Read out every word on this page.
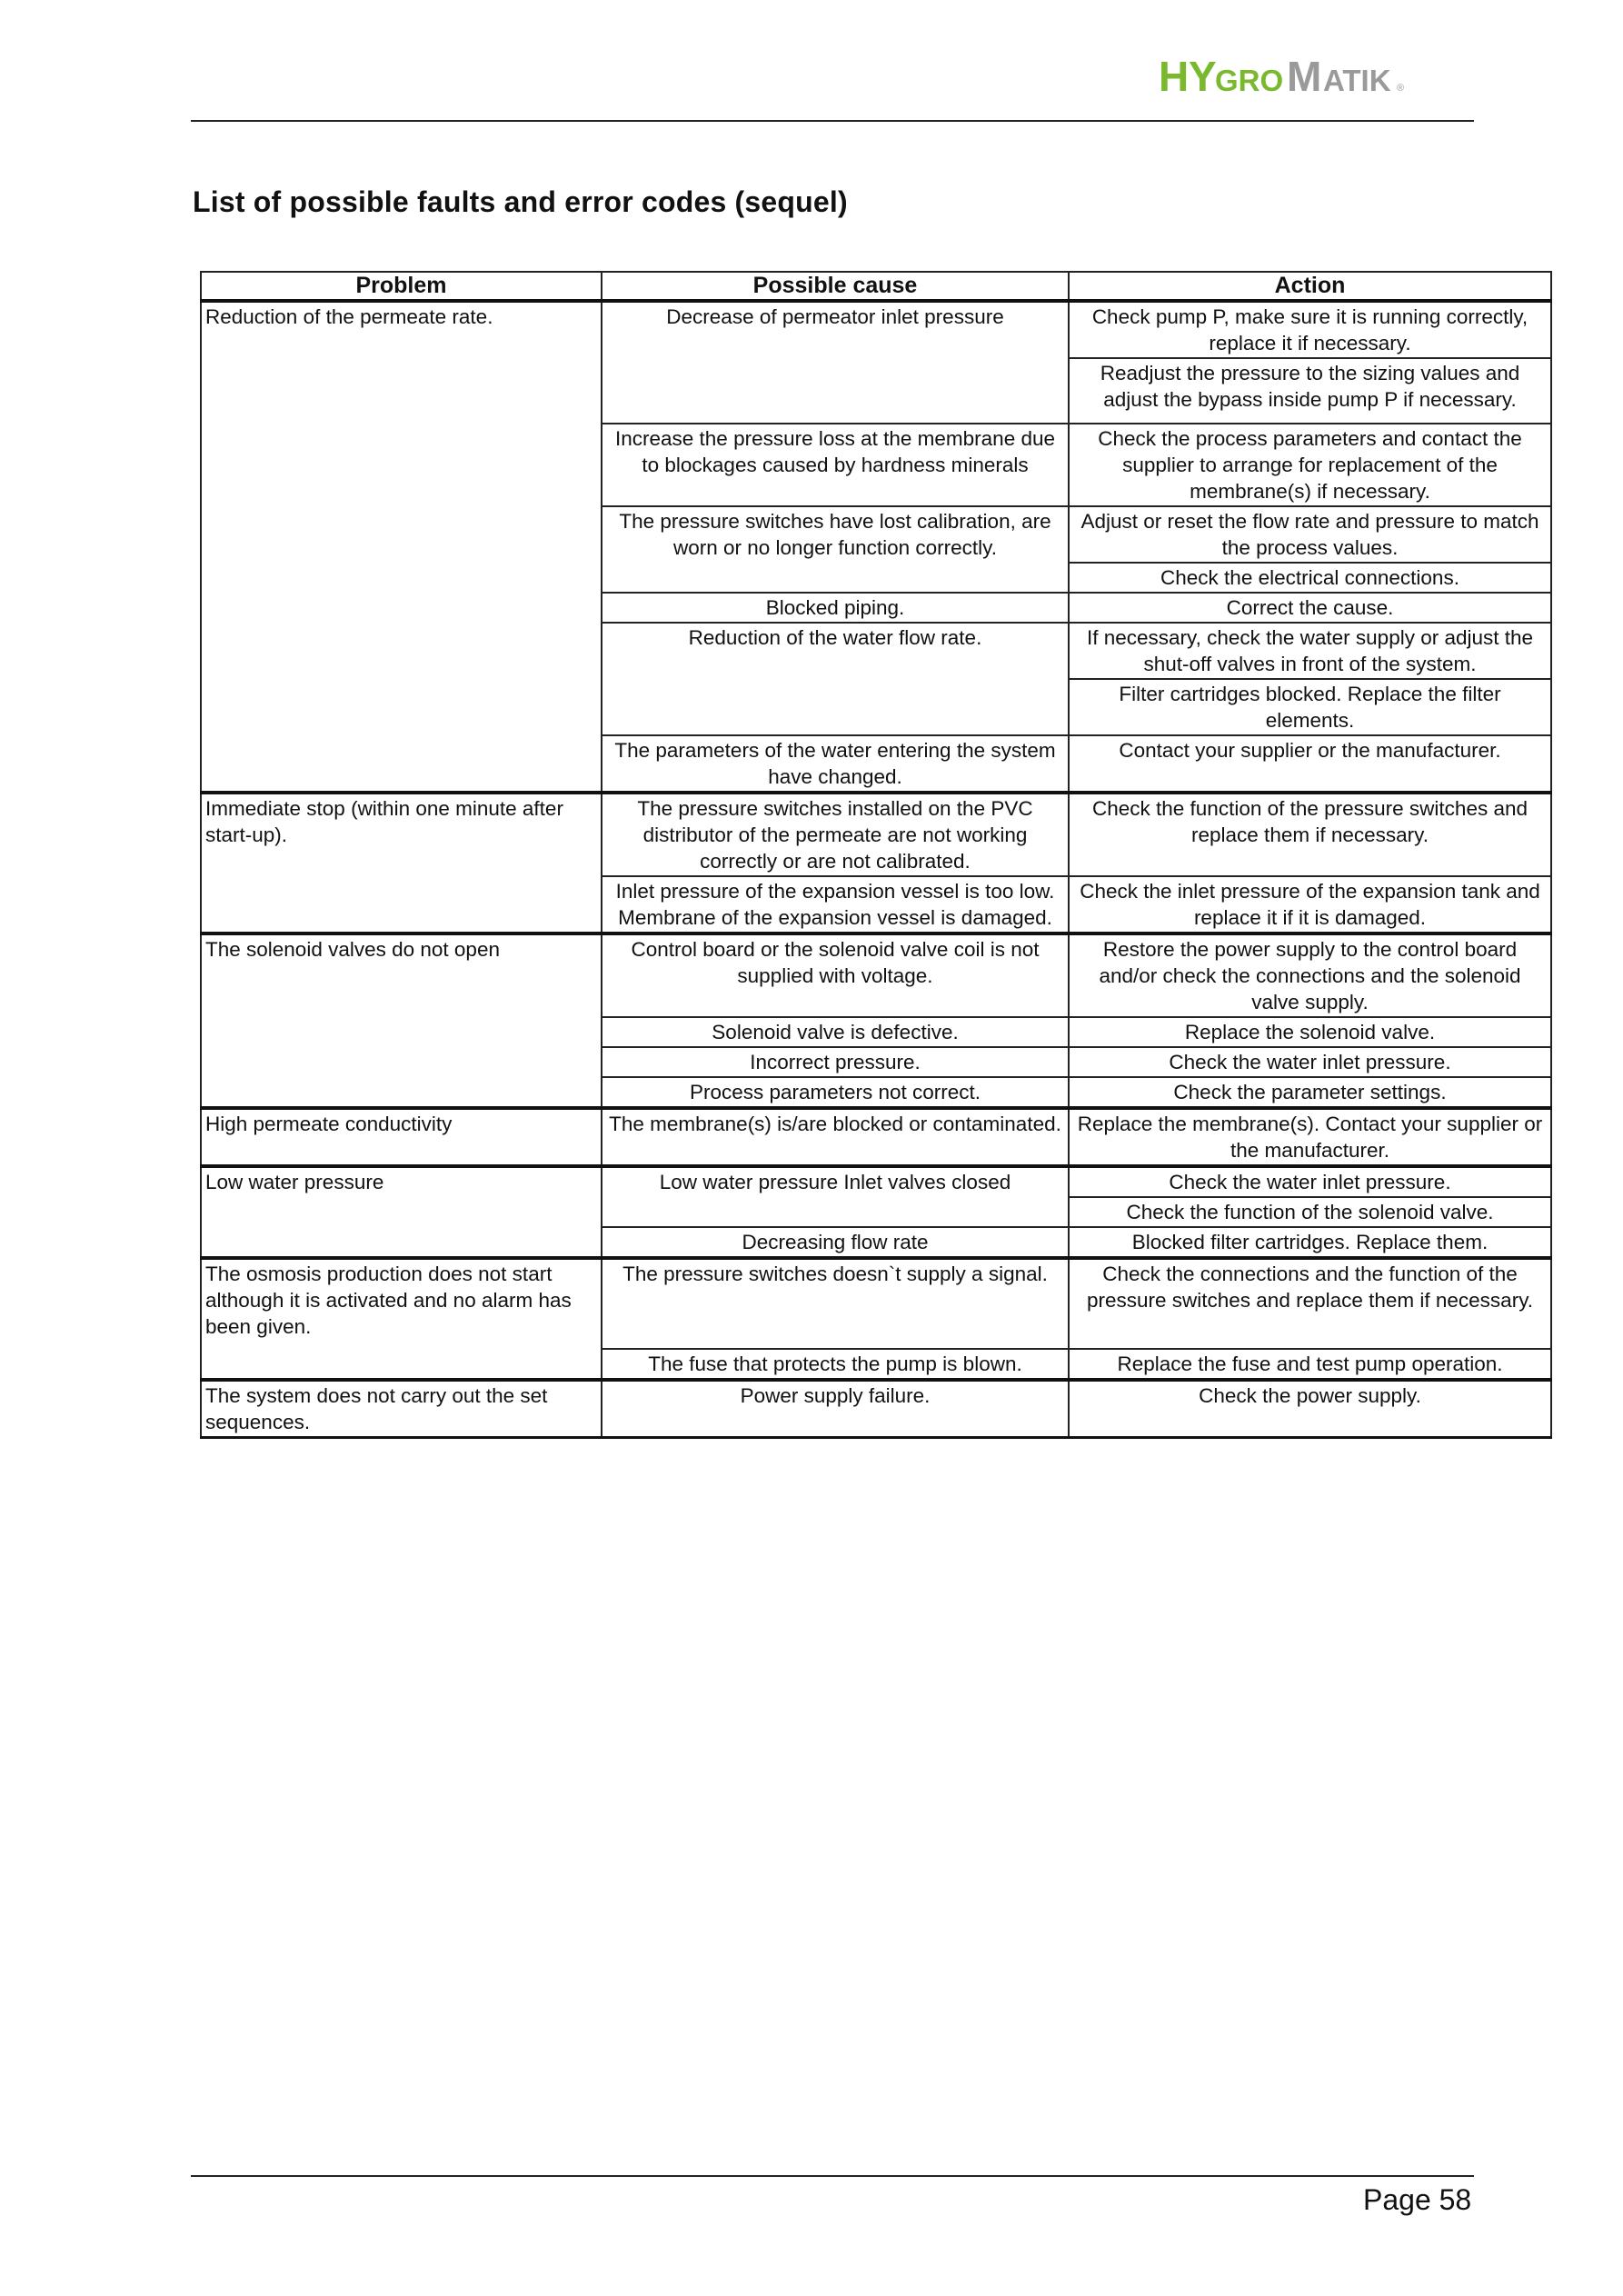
H Y
GRO M ATIK ®
List of possible faults and error codes (sequel)
Problem	Possible cause	Action
Reduction of the permeate rate.	Decrease of permeator inlet pressure	Check pump P, make sure it is running correctly, replace it if necessary.
		Readjust the pressure to the sizing values and adjust the bypass inside pump P if necessary.
	Increase the pressure loss at the membrane due to blockages caused by hardness minerals	Check the process parameters and contact the supplier to arrange for replacement of the membrane(s) if necessary.
	The pressure switches have lost calibration, are worn or no longer function correctly.	Adjust or reset the flow rate and pressure to match the process values.
		Check the electrical connections.
	Blocked piping.	Correct the cause.
	Reduction of the water flow rate.	If necessary, check the water supply or adjust the shut-off valves in front of the system.
		Filter cartridges blocked. Replace the filter elements.
	The parameters of the water entering the system have changed.	Contact your supplier or the manufacturer.
Immediate stop (within one minute after start-up).	The pressure switches installed on the PVC distributor of the permeate are not working correctly or are not calibrated.	Check the function of the pressure switches and replace them if necessary.
	Inlet pressure of the expansion vessel is too low. Membrane of the expansion vessel is damaged.	Check the inlet pressure of the expansion tank and replace it if it is damaged.
The solenoid valves do not open	Control board or the solenoid valve coil is not supplied with voltage.	Restore the power supply to the control board and/or check the connections and the solenoid valve supply.
	Solenoid valve is defective.	Replace the solenoid valve.
	Incorrect pressure.	Check the water inlet pressure.
	Process parameters not correct.	Check the parameter settings.
High permeate conductivity	The membrane(s) is/are blocked or contaminated.	Replace the membrane(s). Contact your supplier or the manufacturer.
Low water pressure	Low water pressure Inlet valves closed	Check the water inlet pressure.
		Check the function of the solenoid valve.
	Decreasing flow rate	Blocked filter cartridges. Replace them.
The osmosis production does not start although it is activated and no alarm has been given.	The pressure switches doesn`t supply a signal.	Check the connections and the function of the pressure switches and replace them if necessary.
	The fuse that protects the pump is blown.	Replace the fuse and test pump operation.
The system does not carry out the set sequences.	Power supply failure.	Check the power supply.
Page 58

************

EXERCISE DETAILS: Find the lines above that contain the word "filter" and collect them.

RESPONSE TO THE EXERCISE:
		Filter cartridges blocked. Replace the filter elements.
	Decreasing flow rate	Blocked filter cartridges. Replace them.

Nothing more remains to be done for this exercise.